Dataset items:
=-=-=

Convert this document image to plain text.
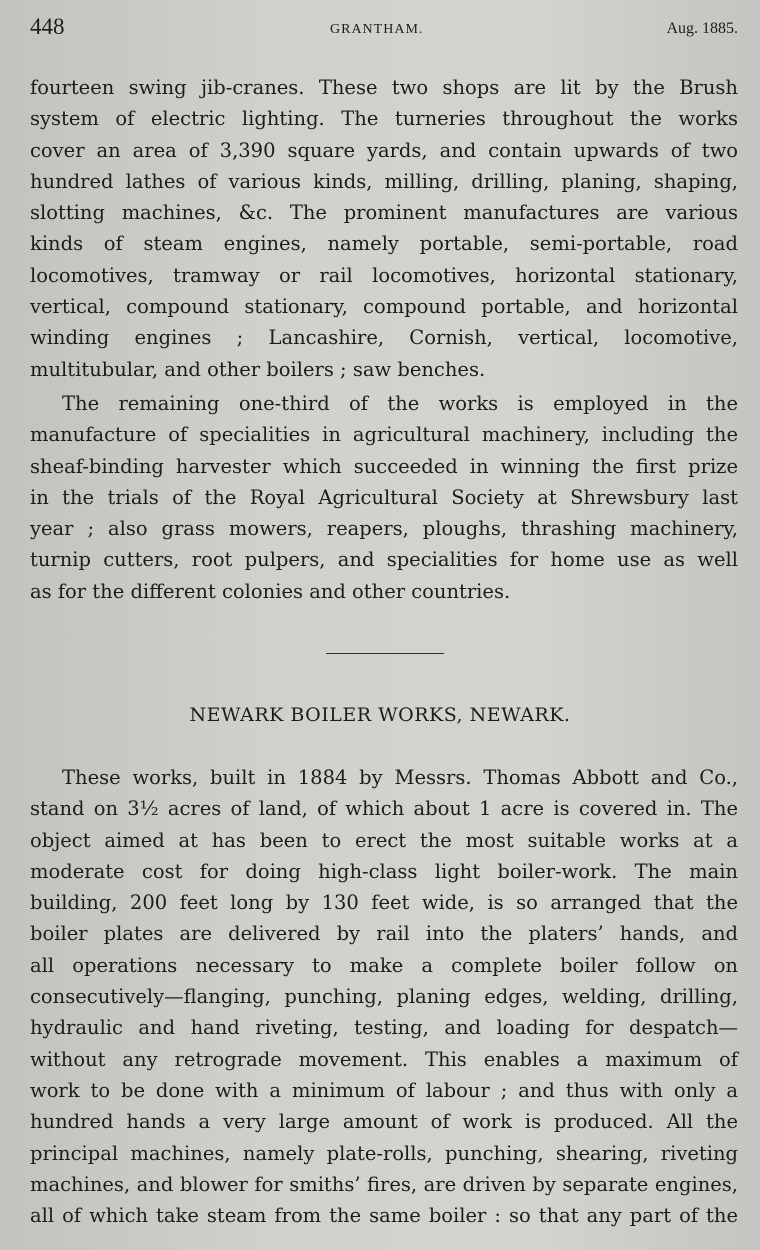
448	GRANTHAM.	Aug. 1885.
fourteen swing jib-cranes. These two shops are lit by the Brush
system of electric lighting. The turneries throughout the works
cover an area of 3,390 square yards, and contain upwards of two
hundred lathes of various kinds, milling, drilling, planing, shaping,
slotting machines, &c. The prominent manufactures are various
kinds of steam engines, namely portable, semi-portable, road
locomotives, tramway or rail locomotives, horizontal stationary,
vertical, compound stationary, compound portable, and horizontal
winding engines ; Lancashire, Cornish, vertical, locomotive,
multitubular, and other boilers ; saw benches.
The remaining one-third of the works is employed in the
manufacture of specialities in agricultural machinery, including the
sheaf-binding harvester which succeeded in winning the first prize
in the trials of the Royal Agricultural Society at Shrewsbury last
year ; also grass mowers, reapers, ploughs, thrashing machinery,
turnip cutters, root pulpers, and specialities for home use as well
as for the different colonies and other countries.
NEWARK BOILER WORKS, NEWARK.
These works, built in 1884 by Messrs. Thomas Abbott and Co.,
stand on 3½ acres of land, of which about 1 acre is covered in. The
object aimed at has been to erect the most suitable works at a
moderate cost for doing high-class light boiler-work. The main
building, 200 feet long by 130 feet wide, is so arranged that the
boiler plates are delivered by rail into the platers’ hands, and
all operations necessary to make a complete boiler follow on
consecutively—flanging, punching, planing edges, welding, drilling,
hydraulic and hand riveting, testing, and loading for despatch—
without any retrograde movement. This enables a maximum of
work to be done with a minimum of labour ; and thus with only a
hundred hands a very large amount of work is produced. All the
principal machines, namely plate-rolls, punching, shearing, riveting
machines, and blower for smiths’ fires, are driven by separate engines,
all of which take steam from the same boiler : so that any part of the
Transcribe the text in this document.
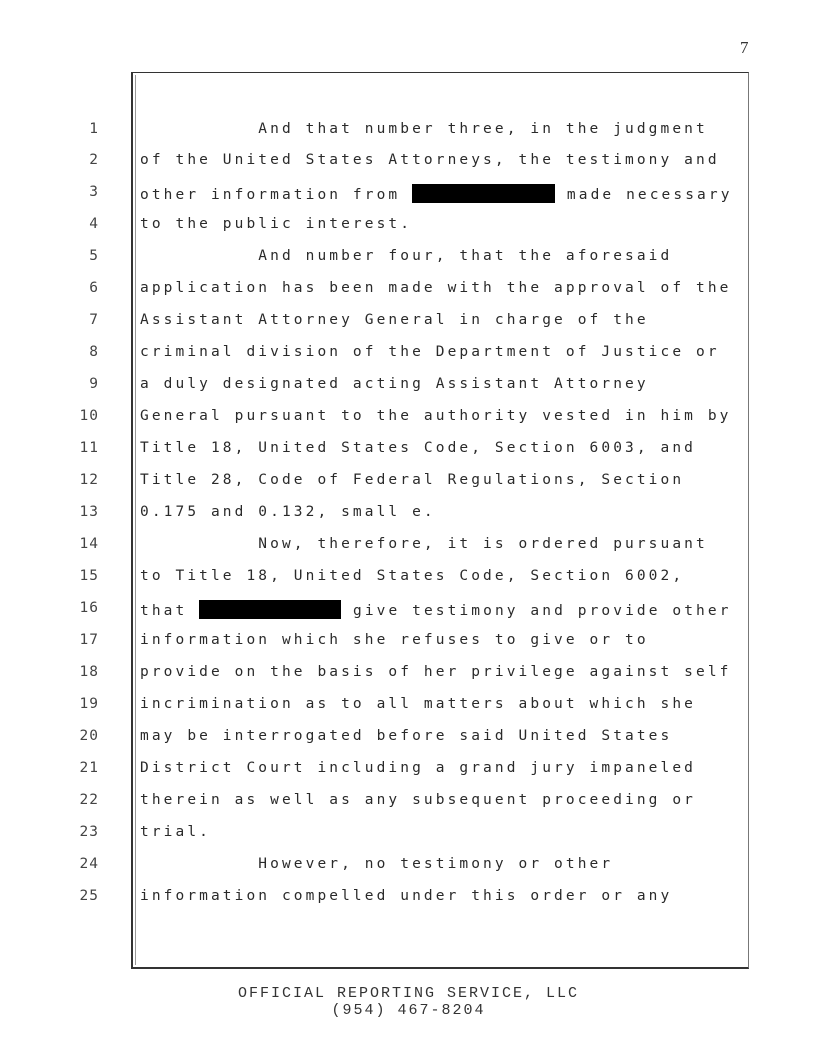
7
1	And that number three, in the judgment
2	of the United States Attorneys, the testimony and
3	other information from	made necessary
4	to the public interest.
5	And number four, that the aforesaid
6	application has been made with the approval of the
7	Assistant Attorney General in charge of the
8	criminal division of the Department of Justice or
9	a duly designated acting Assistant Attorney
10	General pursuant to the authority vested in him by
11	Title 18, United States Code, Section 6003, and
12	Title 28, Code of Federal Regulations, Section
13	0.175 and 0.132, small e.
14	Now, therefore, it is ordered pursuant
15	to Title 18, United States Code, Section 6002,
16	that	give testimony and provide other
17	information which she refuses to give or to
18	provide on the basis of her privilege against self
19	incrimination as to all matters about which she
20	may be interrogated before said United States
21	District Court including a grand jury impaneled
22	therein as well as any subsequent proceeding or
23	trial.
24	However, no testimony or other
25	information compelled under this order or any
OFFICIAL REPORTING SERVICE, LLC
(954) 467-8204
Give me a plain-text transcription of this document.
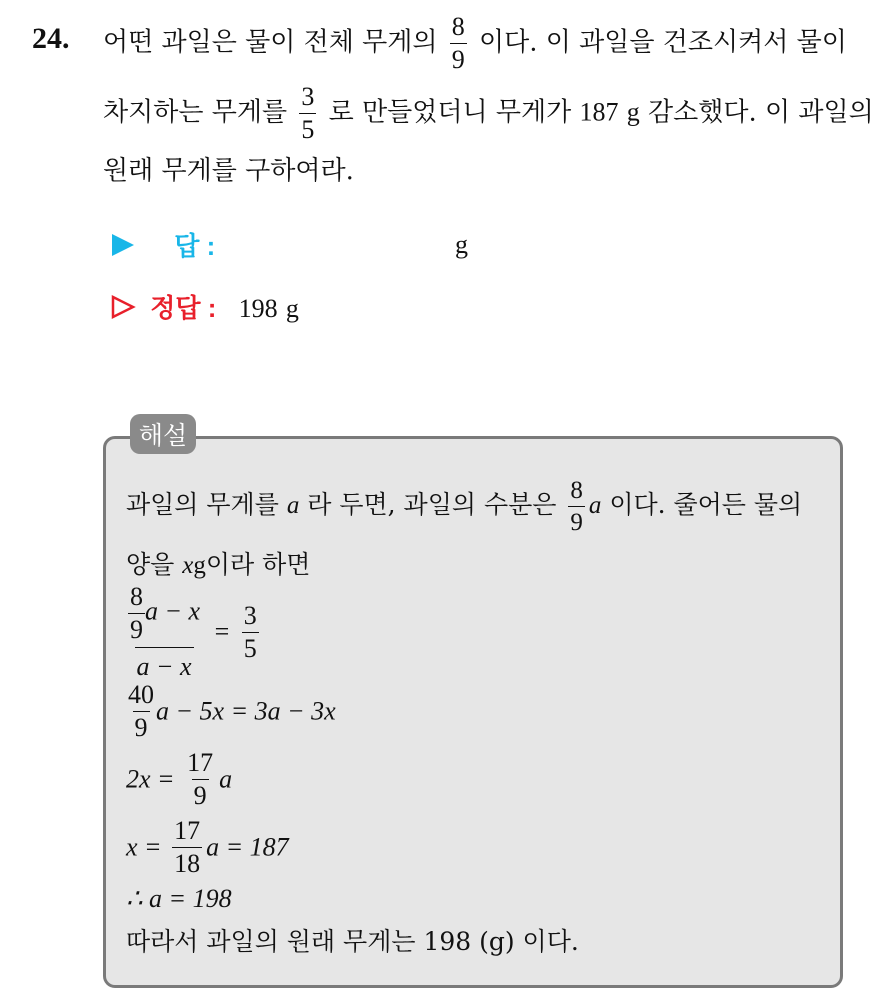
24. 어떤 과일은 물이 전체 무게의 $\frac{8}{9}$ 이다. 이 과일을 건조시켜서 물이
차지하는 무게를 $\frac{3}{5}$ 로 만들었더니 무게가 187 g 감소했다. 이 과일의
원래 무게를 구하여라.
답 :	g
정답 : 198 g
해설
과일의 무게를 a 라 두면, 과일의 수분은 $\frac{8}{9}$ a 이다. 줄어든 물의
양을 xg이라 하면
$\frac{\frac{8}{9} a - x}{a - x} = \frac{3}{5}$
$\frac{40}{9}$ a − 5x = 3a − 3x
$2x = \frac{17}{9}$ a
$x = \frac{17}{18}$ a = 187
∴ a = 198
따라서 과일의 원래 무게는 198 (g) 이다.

=-=-=

▶ INSTRUCTION
Omit all pictures while transcribing the entries verbatim.

▶ OUTPUT OF THE TASK
Convert this document image to plain text.
448	GRANTHAM.	Aug. 1885.
fourteen swing jib-cranes. These two shops are lit by the Brush
system of electric lighting. The turneries throughout the works
cover an area of 3,390 square yards, and contain upwards of two
hundred lathes of various kinds, milling, drilling, planing, shaping,
slotting machines, &c. The prominent manufactures are various
kinds of steam engines, namely portable, semi-portable, road
locomotives, tramway or rail locomotives, horizontal stationary,
vertical, compound stationary, compound portable, and horizontal
winding engines ; Lancashire, Cornish, vertical, locomotive,
multitubular, and other boilers ; saw benches.
The remaining one-third of the works is employed in the
manufacture of specialities in agricultural machinery, including the
sheaf-binding harvester which succeeded in winning the first prize
in the trials of the Royal Agricultural Society at Shrewsbury last
year ; also grass mowers, reapers, ploughs, thrashing machinery,
turnip cutters, root pulpers, and specialities for home use as well
as for the different colonies and other countries.
NEWARK BOILER WORKS, NEWARK.
These works, built in 1884 by Messrs. Thomas Abbott and Co.,
stand on 3½ acres of land, of which about 1 acre is covered in. The
object aimed at has been to erect the most suitable works at a
moderate cost for doing high-class light boiler-work. The main
building, 200 feet long by 130 feet wide, is so arranged that the
boiler plates are delivered by rail into the platers’ hands, and
all operations necessary to make a complete boiler follow on
consecutively—flanging, punching, planing edges, welding, drilling,
hydraulic and hand riveting, testing, and loading for despatch—
without any retrograde movement. This enables a maximum of
work to be done with a minimum of labour ; and thus with only a
hundred hands a very large amount of work is produced. All the
principal machines, namely plate-rolls, punching, shearing, riveting
machines, and blower for smiths’ fires, are driven by separate engines,
all of which take steam from the same boiler : so that any part of the
Transcribe the text in this document.
7
1	And that number three, in the judgment
2	of the United States Attorneys, the testimony and
3	other information from	made necessary
4	to the public interest.
5	And number four, that the aforesaid
6	application has been made with the approval of the
7	Assistant Attorney General in charge of the
8	criminal division of the Department of Justice or
9	a duly designated acting Assistant Attorney
10	General pursuant to the authority vested in him by
11	Title 18, United States Code, Section 6003, and
12	Title 28, Code of Federal Regulations, Section
13	0.175 and 0.132, small e.
14	Now, therefore, it is ordered pursuant
15	to Title 18, United States Code, Section 6002,
16	that	give testimony and provide other
17	information which she refuses to give or to
18	provide on the basis of her privilege against self
19	incrimination as to all matters about which she
20	may be interrogated before said United States
21	District Court including a grand jury impaneled
22	therein as well as any subsequent proceeding or
23	trial.
24	However, no testimony or other
25	information compelled under this order or any
OFFICIAL REPORTING SERVICE, LLC
(954) 467-8204
Give me a plain-text transcription of this document.
24. 어떤 과일은 물이 전체 무게의 $\frac{8}{9}$ 이다. 이 과일을 건조시켜서 물이
차지하는 무게를 $\frac{3}{5}$ 로 만들었더니 무게가 187 g 감소했다. 이 과일의
원래 무게를 구하여라.
답 :	g
정답 : 198 g
해설
과일의 무게를 a 라 두면, 과일의 수분은 $\frac{8}{9}$ a 이다. 줄어든 물의
양을 xg이라 하면
$\frac{\frac{8}{9} a - x}{a - x} = \frac{3}{5}$
$\frac{40}{9}$ a − 5x = 3a − 3x
$2x = \frac{17}{9}$ a
$x = \frac{17}{18}$ a = 187
∴ a = 198
따라서 과일의 원래 무게는 198 (g) 이다.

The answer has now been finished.